_Task_. Put these lines into a numbered list, leaving out any blank lines. Leave out the pictures.

_Task inputs_.

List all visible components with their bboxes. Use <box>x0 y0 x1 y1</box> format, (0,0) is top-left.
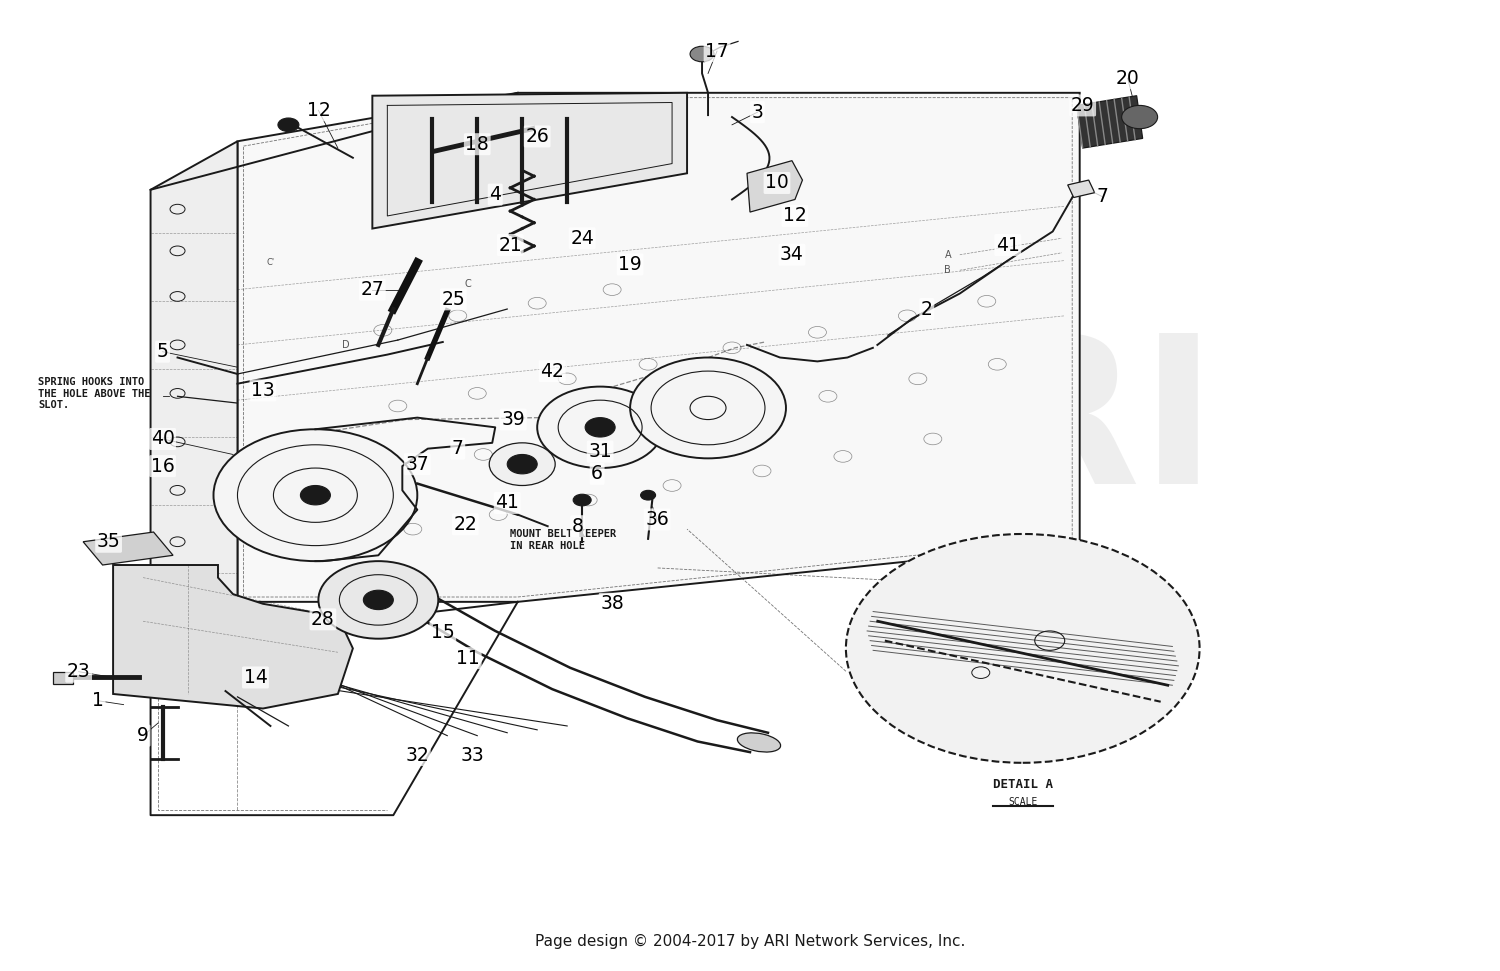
Polygon shape <box>1077 96 1143 148</box>
Polygon shape <box>53 672 72 685</box>
Text: SPRING HOOKS INTO
THE HOLE ABOVE THE
SLOT.: SPRING HOOKS INTO THE HOLE ABOVE THE SLO… <box>38 377 150 410</box>
Circle shape <box>585 418 615 437</box>
Text: DETAIL A: DETAIL A <box>993 778 1053 790</box>
Circle shape <box>213 429 417 561</box>
Circle shape <box>278 118 298 132</box>
Text: Page design © 2004-2017 by ARI Network Services, Inc.: Page design © 2004-2017 by ARI Network S… <box>536 934 964 949</box>
Text: 34: 34 <box>780 246 804 264</box>
Text: 31: 31 <box>588 442 612 461</box>
Text: SCALE: SCALE <box>1008 796 1038 807</box>
Polygon shape <box>237 93 1080 602</box>
Polygon shape <box>1068 180 1095 197</box>
Circle shape <box>846 534 1200 763</box>
Text: 42: 42 <box>540 361 564 381</box>
Text: 3: 3 <box>752 103 764 121</box>
Text: C: C <box>465 279 471 288</box>
Text: 2: 2 <box>921 299 933 318</box>
Circle shape <box>640 490 656 500</box>
Text: 9: 9 <box>136 726 148 745</box>
Text: 12: 12 <box>783 207 807 225</box>
Text: 37: 37 <box>405 454 429 474</box>
Text: 6: 6 <box>591 464 603 484</box>
Text: 27: 27 <box>360 281 384 299</box>
Circle shape <box>630 357 786 458</box>
Text: D: D <box>342 340 350 350</box>
Text: 32: 32 <box>405 746 429 764</box>
Text: 19: 19 <box>618 255 642 274</box>
Text: 24: 24 <box>570 229 594 248</box>
Text: 36: 36 <box>645 510 669 529</box>
Text: 41: 41 <box>996 236 1020 254</box>
Text: 28: 28 <box>310 610 334 629</box>
Text: C': C' <box>267 258 274 267</box>
Text: MOUNT BELT KEEPER
IN REAR HOLE: MOUNT BELT KEEPER IN REAR HOLE <box>510 529 616 551</box>
Text: 29: 29 <box>1071 96 1095 115</box>
Text: 23: 23 <box>66 662 90 682</box>
Text: 11: 11 <box>456 649 480 668</box>
Text: 1: 1 <box>92 691 104 710</box>
Text: 25: 25 <box>441 289 465 309</box>
Text: 35: 35 <box>96 532 120 552</box>
Text: 20: 20 <box>1116 69 1140 87</box>
Polygon shape <box>82 532 172 565</box>
Circle shape <box>507 454 537 474</box>
Circle shape <box>489 443 555 486</box>
Text: 21: 21 <box>498 236 522 254</box>
Text: 14: 14 <box>243 668 267 687</box>
Circle shape <box>537 386 663 468</box>
Polygon shape <box>747 160 802 212</box>
Text: 26: 26 <box>525 127 549 146</box>
Polygon shape <box>372 93 687 228</box>
Circle shape <box>300 486 330 505</box>
Text: B: B <box>945 265 951 275</box>
Text: 8: 8 <box>572 517 584 536</box>
Text: 5: 5 <box>156 342 168 361</box>
Ellipse shape <box>738 733 780 752</box>
Text: 17: 17 <box>705 42 729 60</box>
Text: 38: 38 <box>600 594 624 614</box>
Text: 39: 39 <box>501 410 525 429</box>
Text: 13: 13 <box>251 381 274 400</box>
Text: 15: 15 <box>430 623 454 643</box>
Text: 12: 12 <box>306 101 330 119</box>
Text: 7: 7 <box>452 439 464 458</box>
Circle shape <box>690 47 714 62</box>
Text: 40: 40 <box>150 429 174 449</box>
Polygon shape <box>150 142 237 646</box>
Text: 10: 10 <box>765 174 789 192</box>
Text: 4: 4 <box>489 185 501 204</box>
Text: 33: 33 <box>460 746 484 764</box>
Text: 18: 18 <box>465 135 489 153</box>
Text: 41: 41 <box>495 493 519 513</box>
Text: ARI: ARI <box>824 327 1216 527</box>
Text: 16: 16 <box>150 456 174 476</box>
Circle shape <box>573 494 591 506</box>
Polygon shape <box>112 565 352 709</box>
Circle shape <box>1122 106 1158 129</box>
Text: 7: 7 <box>1096 187 1108 206</box>
Text: 22: 22 <box>453 515 477 534</box>
Circle shape <box>318 561 438 639</box>
Circle shape <box>363 590 393 610</box>
Text: A: A <box>945 250 951 259</box>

_Response_.
1. List all visible components with their bboxes. Use <box>x0 y0 x1 y1</box> format, (0,0) is top-left.
2. Polygon shape <box>1077 96 1143 148</box>
3. Polygon shape <box>53 672 72 685</box>
4. Text: SPRING HOOKS INTO
5. THE HOLE ABOVE THE
6. SLOT.: SPRING HOOKS INTO THE HOLE ABOVE THE SLO… <box>38 377 150 410</box>
7. Circle shape <box>585 418 615 437</box>
8. Text: DETAIL A: DETAIL A <box>993 778 1053 790</box>
9. Circle shape <box>213 429 417 561</box>
10. Circle shape <box>278 118 298 132</box>
11. Text: Page design © 2004-2017 by ARI Network Services, Inc.: Page design © 2004-2017 by ARI Network S… <box>536 934 964 949</box>
12. Text: 34: 34 <box>780 246 804 264</box>
13. Text: 31: 31 <box>588 442 612 461</box>
14. Text: SCALE: SCALE <box>1008 796 1038 807</box>
15. Polygon shape <box>237 93 1080 602</box>
16. Polygon shape <box>1068 180 1095 197</box>
17. Circle shape <box>846 534 1200 763</box>
18. Text: 42: 42 <box>540 361 564 381</box>
19. Text: 3: 3 <box>752 103 764 121</box>
20. Text: C: C <box>465 279 471 288</box>
21. Text: 2: 2 <box>921 299 933 318</box>
22. Circle shape <box>640 490 656 500</box>
23. Text: 9: 9 <box>136 726 148 745</box>
24. Text: 12: 12 <box>783 207 807 225</box>
25. Text: 37: 37 <box>405 454 429 474</box>
26. Text: 6: 6 <box>591 464 603 484</box>
27. Text: 27: 27 <box>360 281 384 299</box>
28. Circle shape <box>630 357 786 458</box>
29. Text: D: D <box>342 340 350 350</box>
30. Text: 32: 32 <box>405 746 429 764</box>
31. Text: 19: 19 <box>618 255 642 274</box>
32. Text: 24: 24 <box>570 229 594 248</box>
33. Text: 36: 36 <box>645 510 669 529</box>
34. Text: 41: 41 <box>996 236 1020 254</box>
35. Text: 28: 28 <box>310 610 334 629</box>
36. Text: C': C' <box>267 258 274 267</box>
37. Text: MOUNT BELT KEEPER
38. IN REAR HOLE: MOUNT BELT KEEPER IN REAR HOLE <box>510 529 616 551</box>
39. Text: 29: 29 <box>1071 96 1095 115</box>
40. Text: 23: 23 <box>66 662 90 682</box>
41. Text: 11: 11 <box>456 649 480 668</box>
42. Text: 1: 1 <box>92 691 104 710</box>
43. Text: 25: 25 <box>441 289 465 309</box>
44. Text: 35: 35 <box>96 532 120 552</box>
45. Text: 20: 20 <box>1116 69 1140 87</box>
46. Polygon shape <box>82 532 172 565</box>
47. Circle shape <box>507 454 537 474</box>
48. Circle shape <box>489 443 555 486</box>
49. Text: 21: 21 <box>498 236 522 254</box>
50. Text: 14: 14 <box>243 668 267 687</box>
51. Circle shape <box>537 386 663 468</box>
52. Polygon shape <box>747 160 802 212</box>
53. Text: 26: 26 <box>525 127 549 146</box>
54. Polygon shape <box>372 93 687 228</box>
55. Circle shape <box>300 486 330 505</box>
56. Text: B: B <box>945 265 951 275</box>
57. Text: 8: 8 <box>572 517 584 536</box>
58. Text: 5: 5 <box>156 342 168 361</box>
59. Ellipse shape <box>738 733 780 752</box>
60. Text: 17: 17 <box>705 42 729 60</box>
61. Text: 38: 38 <box>600 594 624 614</box>
62. Text: 39: 39 <box>501 410 525 429</box>
63. Text: 13: 13 <box>251 381 274 400</box>
64. Text: 15: 15 <box>430 623 454 643</box>
65. Text: 12: 12 <box>306 101 330 119</box>
66. Text: 7: 7 <box>452 439 464 458</box>
67. Circle shape <box>690 47 714 62</box>
68. Text: 40: 40 <box>150 429 174 449</box>
69. Polygon shape <box>150 142 237 646</box>
70. Text: 10: 10 <box>765 174 789 192</box>
71. Text: 4: 4 <box>489 185 501 204</box>
72. Text: 33: 33 <box>460 746 484 764</box>
73. Text: 18: 18 <box>465 135 489 153</box>
74. Text: 41: 41 <box>495 493 519 513</box>
75. Text: ARI: ARI <box>824 327 1216 527</box>
76. Text: 16: 16 <box>150 456 174 476</box>
77. Circle shape <box>573 494 591 506</box>
78. Polygon shape <box>112 565 352 709</box>
79. Circle shape <box>1122 106 1158 129</box>
80. Text: 7: 7 <box>1096 187 1108 206</box>
81. Text: 22: 22 <box>453 515 477 534</box>
82. Circle shape <box>318 561 438 639</box>
83. Circle shape <box>363 590 393 610</box>
84. Text: A: A <box>945 250 951 259</box>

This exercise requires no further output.